■ **Instruction**:
Gather up every line from the entries below that uses the word "cylinders".

■ **Records for processing**:
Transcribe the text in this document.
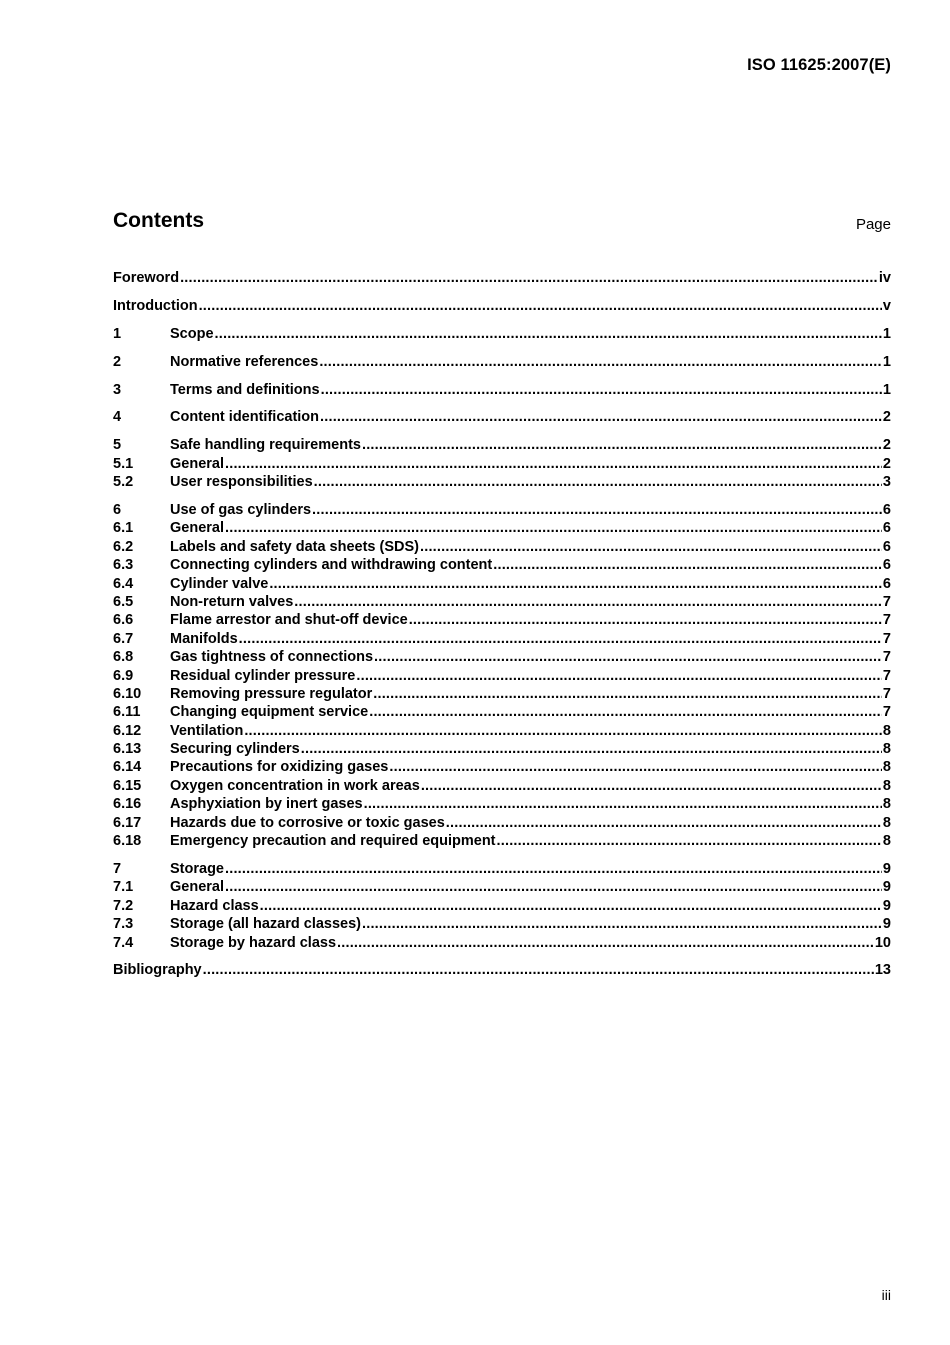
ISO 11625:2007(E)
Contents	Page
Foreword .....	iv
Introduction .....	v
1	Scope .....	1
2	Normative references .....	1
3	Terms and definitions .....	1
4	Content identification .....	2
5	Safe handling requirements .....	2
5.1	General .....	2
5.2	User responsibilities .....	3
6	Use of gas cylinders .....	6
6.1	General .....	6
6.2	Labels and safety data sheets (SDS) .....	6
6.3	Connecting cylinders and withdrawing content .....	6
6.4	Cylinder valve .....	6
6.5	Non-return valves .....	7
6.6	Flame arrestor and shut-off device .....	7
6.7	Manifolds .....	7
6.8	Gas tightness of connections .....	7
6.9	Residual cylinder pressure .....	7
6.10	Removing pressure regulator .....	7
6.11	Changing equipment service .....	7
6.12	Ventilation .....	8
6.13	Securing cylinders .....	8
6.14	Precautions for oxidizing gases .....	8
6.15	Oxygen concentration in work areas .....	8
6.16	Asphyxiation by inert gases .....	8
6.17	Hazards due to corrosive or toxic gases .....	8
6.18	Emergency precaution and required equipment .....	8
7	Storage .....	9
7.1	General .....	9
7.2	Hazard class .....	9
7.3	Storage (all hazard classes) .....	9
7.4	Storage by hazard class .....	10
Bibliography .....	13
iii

■ **The response**:
6	Use of gas cylinders .....	6
6.3	Connecting cylinders and withdrawing content .....	6
6.13	Securing cylinders .....	8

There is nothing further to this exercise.